**AIM:** Go through the material below and copy each line where the word "района" appears.

------------------------------------------------------------------------

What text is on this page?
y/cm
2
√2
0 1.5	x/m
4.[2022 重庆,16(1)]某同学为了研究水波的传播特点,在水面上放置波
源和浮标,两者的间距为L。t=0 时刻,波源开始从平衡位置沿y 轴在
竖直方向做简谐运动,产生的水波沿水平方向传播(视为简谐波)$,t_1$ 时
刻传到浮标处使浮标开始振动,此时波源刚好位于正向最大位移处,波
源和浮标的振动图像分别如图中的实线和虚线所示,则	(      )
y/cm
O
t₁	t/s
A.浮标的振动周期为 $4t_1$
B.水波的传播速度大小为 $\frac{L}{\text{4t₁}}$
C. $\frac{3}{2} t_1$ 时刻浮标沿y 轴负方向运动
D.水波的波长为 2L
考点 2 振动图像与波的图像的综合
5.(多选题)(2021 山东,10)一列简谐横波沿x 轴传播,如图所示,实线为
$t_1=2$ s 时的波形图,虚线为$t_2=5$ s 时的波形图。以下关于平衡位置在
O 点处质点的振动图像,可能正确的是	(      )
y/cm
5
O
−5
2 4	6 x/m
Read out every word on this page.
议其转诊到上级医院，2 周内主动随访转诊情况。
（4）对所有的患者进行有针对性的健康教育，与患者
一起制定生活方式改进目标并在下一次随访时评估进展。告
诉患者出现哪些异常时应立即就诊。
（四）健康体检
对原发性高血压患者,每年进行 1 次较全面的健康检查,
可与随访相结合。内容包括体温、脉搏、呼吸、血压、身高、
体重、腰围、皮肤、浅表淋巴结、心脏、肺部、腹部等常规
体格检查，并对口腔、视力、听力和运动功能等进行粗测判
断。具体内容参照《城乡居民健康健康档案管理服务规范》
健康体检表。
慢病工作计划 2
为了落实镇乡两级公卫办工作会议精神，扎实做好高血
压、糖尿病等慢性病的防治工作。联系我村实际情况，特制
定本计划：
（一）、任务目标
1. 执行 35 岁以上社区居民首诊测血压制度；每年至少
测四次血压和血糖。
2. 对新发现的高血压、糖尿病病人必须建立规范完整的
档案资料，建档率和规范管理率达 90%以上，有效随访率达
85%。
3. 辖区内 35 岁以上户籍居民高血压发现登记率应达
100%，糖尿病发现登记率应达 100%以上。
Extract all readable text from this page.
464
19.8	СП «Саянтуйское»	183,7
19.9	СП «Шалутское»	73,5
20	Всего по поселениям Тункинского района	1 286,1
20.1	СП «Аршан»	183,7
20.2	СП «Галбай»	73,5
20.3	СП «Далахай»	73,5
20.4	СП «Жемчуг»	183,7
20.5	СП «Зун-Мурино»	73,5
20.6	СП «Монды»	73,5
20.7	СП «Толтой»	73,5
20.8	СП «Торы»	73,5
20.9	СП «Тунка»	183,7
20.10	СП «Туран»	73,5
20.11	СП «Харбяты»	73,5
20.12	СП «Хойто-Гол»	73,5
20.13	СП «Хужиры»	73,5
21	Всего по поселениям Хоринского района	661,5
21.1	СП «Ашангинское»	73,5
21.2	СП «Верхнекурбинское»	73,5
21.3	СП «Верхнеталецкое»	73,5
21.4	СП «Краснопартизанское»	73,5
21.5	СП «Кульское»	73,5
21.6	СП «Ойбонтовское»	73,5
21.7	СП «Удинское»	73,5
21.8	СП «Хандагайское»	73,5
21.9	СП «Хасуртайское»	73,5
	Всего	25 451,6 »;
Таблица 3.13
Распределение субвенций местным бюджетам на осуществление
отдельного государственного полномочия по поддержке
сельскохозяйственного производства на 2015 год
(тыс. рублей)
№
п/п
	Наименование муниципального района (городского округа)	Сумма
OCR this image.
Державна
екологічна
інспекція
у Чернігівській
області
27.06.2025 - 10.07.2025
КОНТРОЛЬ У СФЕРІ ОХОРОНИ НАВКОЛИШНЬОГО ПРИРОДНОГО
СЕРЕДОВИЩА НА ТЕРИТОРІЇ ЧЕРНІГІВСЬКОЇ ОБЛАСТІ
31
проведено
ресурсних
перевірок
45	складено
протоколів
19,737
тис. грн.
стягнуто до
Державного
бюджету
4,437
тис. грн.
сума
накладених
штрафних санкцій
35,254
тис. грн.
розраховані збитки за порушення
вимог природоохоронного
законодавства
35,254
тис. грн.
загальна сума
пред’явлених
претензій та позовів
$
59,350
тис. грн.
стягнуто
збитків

------------------------------------------------------------------------

**OUTPUT FOR THIS TASK:**
20	Всего по поселениям Тункинского района	1 286,1
21	Всего по поселениям Хоринского района	661,5
	Наименование муниципального района (городского округа)	Сумма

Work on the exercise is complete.